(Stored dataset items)
● ● ● ●
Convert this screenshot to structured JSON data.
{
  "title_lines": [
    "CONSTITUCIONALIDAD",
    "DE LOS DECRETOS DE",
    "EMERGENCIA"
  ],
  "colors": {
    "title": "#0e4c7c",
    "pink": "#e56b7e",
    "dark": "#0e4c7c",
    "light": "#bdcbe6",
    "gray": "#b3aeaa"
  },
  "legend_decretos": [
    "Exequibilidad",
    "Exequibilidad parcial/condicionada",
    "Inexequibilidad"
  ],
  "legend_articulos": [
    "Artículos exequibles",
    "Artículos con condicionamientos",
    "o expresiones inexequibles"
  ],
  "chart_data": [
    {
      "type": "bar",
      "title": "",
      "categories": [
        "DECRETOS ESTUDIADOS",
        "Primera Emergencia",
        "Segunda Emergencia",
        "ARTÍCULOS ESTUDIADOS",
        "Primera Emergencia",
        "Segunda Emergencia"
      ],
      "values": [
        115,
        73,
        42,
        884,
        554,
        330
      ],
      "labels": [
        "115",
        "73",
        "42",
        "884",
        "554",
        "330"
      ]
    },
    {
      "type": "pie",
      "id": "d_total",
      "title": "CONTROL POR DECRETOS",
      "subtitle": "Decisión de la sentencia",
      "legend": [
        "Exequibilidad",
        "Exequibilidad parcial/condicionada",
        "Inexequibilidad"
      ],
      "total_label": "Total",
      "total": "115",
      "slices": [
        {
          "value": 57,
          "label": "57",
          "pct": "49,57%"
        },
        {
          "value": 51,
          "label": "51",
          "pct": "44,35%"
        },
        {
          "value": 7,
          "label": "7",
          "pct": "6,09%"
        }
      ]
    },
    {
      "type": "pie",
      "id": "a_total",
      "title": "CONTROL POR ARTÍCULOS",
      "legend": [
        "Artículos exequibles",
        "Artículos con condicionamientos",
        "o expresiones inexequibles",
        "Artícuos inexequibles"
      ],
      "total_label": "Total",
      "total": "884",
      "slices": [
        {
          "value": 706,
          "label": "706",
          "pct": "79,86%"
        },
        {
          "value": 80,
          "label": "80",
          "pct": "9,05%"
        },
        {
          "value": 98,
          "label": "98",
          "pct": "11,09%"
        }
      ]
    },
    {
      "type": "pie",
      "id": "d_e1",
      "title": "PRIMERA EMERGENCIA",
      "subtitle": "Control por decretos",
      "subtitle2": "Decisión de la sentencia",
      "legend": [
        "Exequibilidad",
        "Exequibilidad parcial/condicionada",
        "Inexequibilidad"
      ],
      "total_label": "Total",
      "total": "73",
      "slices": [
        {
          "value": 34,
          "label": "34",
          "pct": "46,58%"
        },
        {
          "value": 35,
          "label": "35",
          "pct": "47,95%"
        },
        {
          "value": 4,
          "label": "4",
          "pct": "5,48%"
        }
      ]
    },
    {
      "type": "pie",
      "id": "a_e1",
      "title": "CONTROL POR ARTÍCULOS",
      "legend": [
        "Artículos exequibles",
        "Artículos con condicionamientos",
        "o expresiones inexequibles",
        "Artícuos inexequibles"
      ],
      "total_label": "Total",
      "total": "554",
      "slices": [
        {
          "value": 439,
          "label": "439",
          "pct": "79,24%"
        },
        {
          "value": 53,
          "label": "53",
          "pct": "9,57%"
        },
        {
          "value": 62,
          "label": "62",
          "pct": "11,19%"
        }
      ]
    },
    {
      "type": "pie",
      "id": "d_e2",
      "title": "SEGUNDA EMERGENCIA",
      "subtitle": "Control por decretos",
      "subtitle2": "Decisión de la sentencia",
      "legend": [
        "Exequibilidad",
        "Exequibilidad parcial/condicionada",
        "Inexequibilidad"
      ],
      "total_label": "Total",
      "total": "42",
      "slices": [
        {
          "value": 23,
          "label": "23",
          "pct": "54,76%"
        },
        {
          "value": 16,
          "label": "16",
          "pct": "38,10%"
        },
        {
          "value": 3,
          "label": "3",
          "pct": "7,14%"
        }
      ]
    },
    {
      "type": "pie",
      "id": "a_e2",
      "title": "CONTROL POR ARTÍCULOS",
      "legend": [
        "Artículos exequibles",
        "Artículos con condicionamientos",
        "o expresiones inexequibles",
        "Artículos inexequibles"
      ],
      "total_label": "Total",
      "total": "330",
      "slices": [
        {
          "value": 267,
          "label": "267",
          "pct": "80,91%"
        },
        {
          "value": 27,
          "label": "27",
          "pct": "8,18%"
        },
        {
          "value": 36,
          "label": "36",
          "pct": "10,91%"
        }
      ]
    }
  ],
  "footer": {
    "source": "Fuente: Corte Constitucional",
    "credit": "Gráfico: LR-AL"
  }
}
● ● ● ●
- WRITTEN INSTRUCTION:
Within the listing above, find every line containing the string "ESTUDIADOS" and return it.

- WRITTEN SOLUTION:
        "DECRETOS ESTUDIADOS",
        "ARTÍCULOS ESTUDIADOS",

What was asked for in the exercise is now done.